Dataset records:
▼▼▼
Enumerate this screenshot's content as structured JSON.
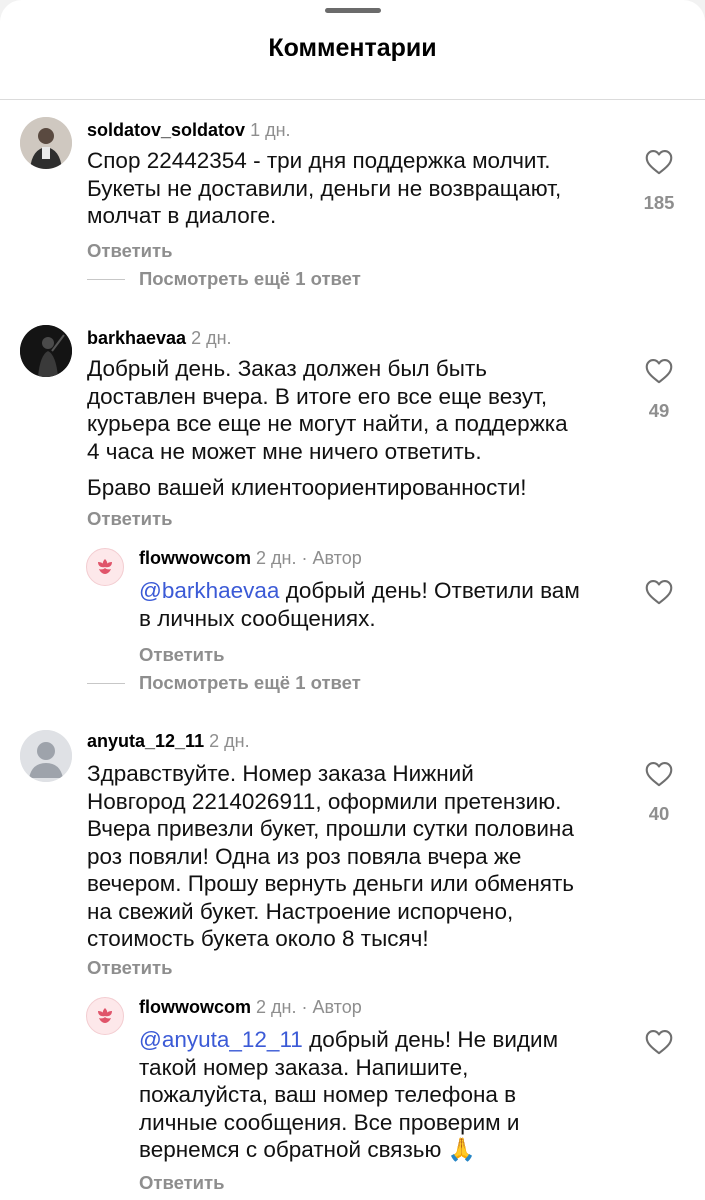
{
  "header": {
    "title": "Комментарии"
  },
  "comments": [
    {
      "username": "soldatov_soldatov",
      "time": "1 дн.",
      "text": [
        "Спор 22442354 - три дня поддержка молчит.",
        "Букеты не доставили, деньги не возвращают,",
        "молчат в диалоге."
      ],
      "likes": "185",
      "reply_label": "Ответить",
      "view_more": "Посмотреть ещё 1 ответ"
    },
    {
      "username": "barkhaevaa",
      "time": "2 дн.",
      "text": [
        "Добрый день. Заказ должен был быть",
        "доставлен вчера. В итоге его все еще везут,",
        "курьера все еще не могут найти, а поддержка",
        "4 часа не может мне ничего ответить."
      ],
      "text2": "Браво вашей клиентоориентированности!",
      "likes": "49",
      "reply_label": "Ответить",
      "reply": {
        "username": "flowwowcom",
        "time": "2 дн.",
        "author": "· Автор",
        "mention": "@barkhaevaa",
        "text_first": " добрый день! Ответили вам",
        "text_rest": "в личных сообщениях.",
        "reply_label": "Ответить",
        "view_more": "Посмотреть ещё 1 ответ"
      }
    },
    {
      "username": "anyuta_12_11",
      "time": "2 дн.",
      "text": [
        "Здравствуйте. Номер заказа Нижний",
        "Новгород 2214026911, оформили претензию.",
        "Вчера привезли букет, прошли сутки половина",
        "роз повяли! Одна из роз повяла вчера же",
        "вечером. Прошу вернуть деньги или обменять",
        "на свежий букет. Настроение испорчено,",
        "стоимость букета около 8 тысяч!"
      ],
      "likes": "40",
      "reply_label": "Ответить",
      "reply": {
        "username": "flowwowcom",
        "time": "2 дн.",
        "author": "· Автор",
        "mention": "@anyuta_12_11",
        "text_first": " добрый день! Не видим",
        "text_rest": [
          "такой номер заказа. Напишите,",
          "пожалуйста, ваш номер телефона в",
          "личные сообщения. Все проверим и",
          "вернемся с обратной связью 🙏"
        ],
        "reply_label": "Ответить"
      }
    }
  ]
}
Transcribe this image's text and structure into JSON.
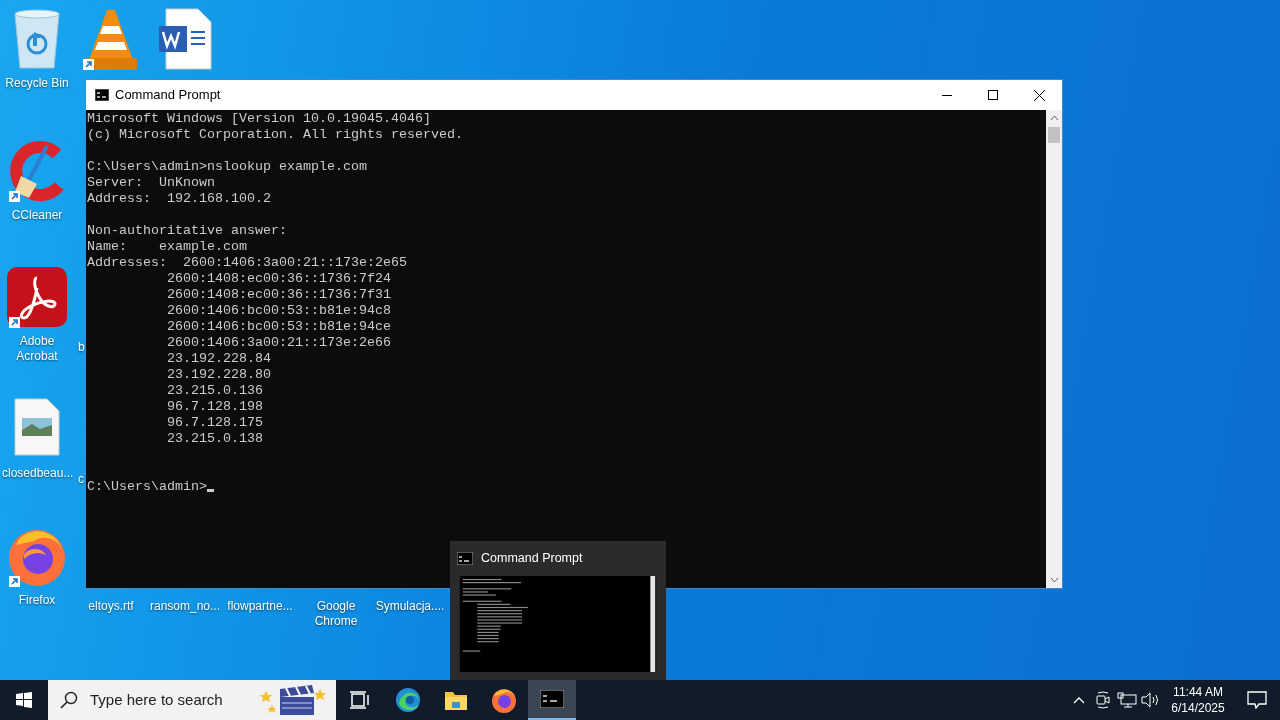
{
  "desktop_icons": [
    {
      "kind": "recycle-bin",
      "label": "Recycle Bin",
      "shortcut": false
    },
    {
      "kind": "ccleaner",
      "label": "CCleaner",
      "shortcut": true
    },
    {
      "kind": "acrobat",
      "label": "Adobe Acrobat",
      "shortcut": true
    },
    {
      "kind": "image-file",
      "label": "closedbeau...",
      "shortcut": false
    },
    {
      "kind": "firefox",
      "label": "Firefox",
      "shortcut": true
    },
    {
      "kind": "vlc",
      "shortcut": true
    },
    {
      "kind": "covered",
      "label": "b"
    },
    {
      "kind": "covered",
      "label": "c"
    },
    {
      "kind": "covered",
      "label": "eltoys.rtf"
    },
    {
      "kind": "word",
      "shortcut": false
    },
    {
      "kind": "covered",
      "label": "ransom_no..."
    },
    {
      "kind": "covered",
      "label": "flowpartne..."
    },
    {
      "kind": "covered",
      "label": "Google Chrome"
    },
    {
      "kind": "covered",
      "label": "Symulacja...."
    }
  ],
  "window": {
    "title": "Command Prompt",
    "console": {
      "blocks": [
        [
          "Microsoft Windows [Version 10.0.19045.4046]",
          "(c) Microsoft Corporation. All rights reserved."
        ],
        [
          "C:\\Users\\admin>nslookup example.com",
          "Server:  UnKnown",
          "Address:  192.168.100.2"
        ],
        [
          "Non-authoritative answer:",
          "Name:    example.com",
          "Addresses:  2600:1406:3a00:21::173e:2e65",
          "          2600:1408:ec00:36::1736:7f24",
          "          2600:1408:ec00:36::1736:7f31",
          "          2600:1406:bc00:53::b81e:94c8",
          "          2600:1406:bc00:53::b81e:94ce",
          "          2600:1406:3a00:21::173e:2e66",
          "          23.192.228.84",
          "          23.192.228.80",
          "          23.215.0.136",
          "          96.7.128.198",
          "          96.7.128.175",
          "          23.215.0.138"
        ]
      ],
      "prompt": "C:\\Users\\admin>"
    }
  },
  "taskbar_preview": {
    "title": "Command Prompt"
  },
  "taskbar": {
    "search": {
      "placeholder": "Type here to search"
    },
    "apps": [
      {
        "kind": "task-view",
        "active": false
      },
      {
        "kind": "edge",
        "active": false
      },
      {
        "kind": "explorer",
        "active": false
      },
      {
        "kind": "firefox",
        "active": false
      },
      {
        "kind": "terminal",
        "active": true
      }
    ],
    "clock": {
      "time": "11:44 AM",
      "date": "6/14/2025"
    }
  }
}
▲▲▲
▶ [Required work] Repeat the material verbatim. Do not carry over any picture.

▶ [Solution to this task]
Enumerate this screenshot's content as structured JSON.
{
  "header": {
    "title": "Комментарии"
  },
  "comments": [
    {
      "username": "soldatov_soldatov",
      "time": "1 дн.",
      "text": [
        "Спор 22442354 - три дня поддержка молчит.",
        "Букеты не доставили, деньги не возвращают,",
        "молчат в диалоге."
      ],
      "likes": "185",
      "reply_label": "Ответить",
      "view_more": "Посмотреть ещё 1 ответ"
    },
    {
      "username": "barkhaevaa",
      "time": "2 дн.",
      "text": [
        "Добрый день. Заказ должен был быть",
        "доставлен вчера. В итоге его все еще везут,",
        "курьера все еще не могут найти, а поддержка",
        "4 часа не может мне ничего ответить."
      ],
      "text2": "Браво вашей клиентоориентированности!",
      "likes": "49",
      "reply_label": "Ответить",
      "reply": {
        "username": "flowwowcom",
        "time": "2 дн.",
        "author": "· Автор",
        "mention": "@barkhaevaa",
        "text_first": " добрый день! Ответили вам",
        "text_rest": "в личных сообщениях.",
        "reply_label": "Ответить",
        "view_more": "Посмотреть ещё 1 ответ"
      }
    },
    {
      "username": "anyuta_12_11",
      "time": "2 дн.",
      "text": [
        "Здравствуйте. Номер заказа Нижний",
        "Новгород 2214026911, оформили претензию.",
        "Вчера привезли букет, прошли сутки половина",
        "роз повяли! Одна из роз повяла вчера же",
        "вечером. Прошу вернуть деньги или обменять",
        "на свежий букет. Настроение испорчено,",
        "стоимость букета около 8 тысяч!"
      ],
      "likes": "40",
      "reply_label": "Ответить",
      "reply": {
        "username": "flowwowcom",
        "time": "2 дн.",
        "author": "· Автор",
        "mention": "@anyuta_12_11",
        "text_first": " добрый день! Не видим",
        "text_rest": [
          "такой номер заказа. Напишите,",
          "пожалуйста, ваш номер телефона в",
          "личные сообщения. Все проверим и",
          "вернемся с обратной связью 🙏"
        ],
        "reply_label": "Ответить"
      }
    }
  ]
}
Transcribe this image's text and structure into JSON.
{
  "desktop_icons": [
    {
      "kind": "recycle-bin",
      "label": "Recycle Bin",
      "shortcut": false
    },
    {
      "kind": "ccleaner",
      "label": "CCleaner",
      "shortcut": true
    },
    {
      "kind": "acrobat",
      "label": "Adobe Acrobat",
      "shortcut": true
    },
    {
      "kind": "image-file",
      "label": "closedbeau...",
      "shortcut": false
    },
    {
      "kind": "firefox",
      "label": "Firefox",
      "shortcut": true
    },
    {
      "kind": "vlc",
      "shortcut": true
    },
    {
      "kind": "covered",
      "label": "b"
    },
    {
      "kind": "covered",
      "label": "c"
    },
    {
      "kind": "covered",
      "label": "eltoys.rtf"
    },
    {
      "kind": "word",
      "shortcut": false
    },
    {
      "kind": "covered",
      "label": "ransom_no..."
    },
    {
      "kind": "covered",
      "label": "flowpartne..."
    },
    {
      "kind": "covered",
      "label": "Google Chrome"
    },
    {
      "kind": "covered",
      "label": "Symulacja...."
    }
  ],
  "window": {
    "title": "Command Prompt",
    "console": {
      "blocks": [
        [
          "Microsoft Windows [Version 10.0.19045.4046]",
          "(c) Microsoft Corporation. All rights reserved."
        ],
        [
          "C:\\Users\\admin>nslookup example.com",
          "Server:  UnKnown",
          "Address:  192.168.100.2"
        ],
        [
          "Non-authoritative answer:",
          "Name:    example.com",
          "Addresses:  2600:1406:3a00:21::173e:2e65",
          "          2600:1408:ec00:36::1736:7f24",
          "          2600:1408:ec00:36::1736:7f31",
          "          2600:1406:bc00:53::b81e:94c8",
          "          2600:1406:bc00:53::b81e:94ce",
          "          2600:1406:3a00:21::173e:2e66",
          "          23.192.228.84",
          "          23.192.228.80",
          "          23.215.0.136",
          "          96.7.128.198",
          "          96.7.128.175",
          "          23.215.0.138"
        ]
      ],
      "prompt": "C:\\Users\\admin>"
    }
  },
  "taskbar_preview": {
    "title": "Command Prompt"
  },
  "taskbar": {
    "search": {
      "placeholder": "Type here to search"
    },
    "apps": [
      {
        "kind": "task-view",
        "active": false
      },
      {
        "kind": "edge",
        "active": false
      },
      {
        "kind": "explorer",
        "active": false
      },
      {
        "kind": "firefox",
        "active": false
      },
      {
        "kind": "terminal",
        "active": true
      }
    ],
    "clock": {
      "time": "11:44 AM",
      "date": "6/14/2025"
    }
  }
}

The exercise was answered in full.